Requirement: Retype the complete listing exactly as it appears.

----------

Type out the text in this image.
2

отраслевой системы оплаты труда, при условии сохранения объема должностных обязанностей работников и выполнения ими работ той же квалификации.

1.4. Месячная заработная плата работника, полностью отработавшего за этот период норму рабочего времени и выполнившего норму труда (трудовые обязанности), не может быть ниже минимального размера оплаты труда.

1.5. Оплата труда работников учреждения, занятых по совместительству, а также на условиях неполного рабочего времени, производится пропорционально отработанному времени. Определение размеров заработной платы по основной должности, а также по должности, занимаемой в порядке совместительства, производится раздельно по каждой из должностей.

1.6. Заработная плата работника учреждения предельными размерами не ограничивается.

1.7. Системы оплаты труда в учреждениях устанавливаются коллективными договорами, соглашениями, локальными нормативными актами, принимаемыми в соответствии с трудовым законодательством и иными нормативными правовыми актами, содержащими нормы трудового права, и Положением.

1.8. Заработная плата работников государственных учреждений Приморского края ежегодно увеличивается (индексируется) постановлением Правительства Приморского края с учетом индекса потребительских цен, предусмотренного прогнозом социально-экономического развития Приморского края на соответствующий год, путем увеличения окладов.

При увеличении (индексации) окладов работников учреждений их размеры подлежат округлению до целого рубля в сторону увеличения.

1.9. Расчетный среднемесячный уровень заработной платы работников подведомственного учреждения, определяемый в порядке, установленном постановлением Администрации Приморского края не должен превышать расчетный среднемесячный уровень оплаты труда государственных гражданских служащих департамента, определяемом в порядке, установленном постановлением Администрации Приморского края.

----------

Result of the task:
Type out the text in this image.
2

отраслевой системы оплаты труда, при условии сохранения объема должностных обязанностей работников и выполнения ими работ той же квалификации.

1.4. Месячная заработная плата работника, полностью отработавшего за этот период норму рабочего времени и выполнившего норму труда (трудовые обязанности), не может быть ниже минимального размера оплаты труда.

1.5. Оплата труда работников учреждения, занятых по совместительству, а также на условиях неполного рабочего времени, производится пропорционально отработанному времени. Определение размеров заработной платы по основной должности, а также по должности, занимаемой в порядке совместительства, производится раздельно по каждой из должностей.

1.6. Заработная плата работника учреждения предельными размерами не ограничивается.

1.7. Системы оплаты труда в учреждениях устанавливаются коллективными договорами, соглашениями, локальными нормативными актами, принимаемыми в соответствии с трудовым законодательством и иными нормативными правовыми актами, содержащими нормы трудового права, и Положением.

1.8. Заработная плата работников государственных учреждений Приморского края ежегодно увеличивается (индексируется) постановлением Правительства Приморского края с учетом индекса потребительских цен, предусмотренного прогнозом социально-экономического развития Приморского края на соответствующий год, путем увеличения окладов.

При увеличении (индексации) окладов работников учреждений их размеры подлежат округлению до целого рубля в сторону увеличения.

1.9. Расчетный среднемесячный уровень заработной платы работников подведомственного учреждения, определяемый в порядке, установленном постановлением Администрации Приморского края не должен превышать расчетный среднемесячный уровень оплаты труда государственных гражданских служащих департамента, определяемом в порядке, установленном постановлением Администрации Приморского края.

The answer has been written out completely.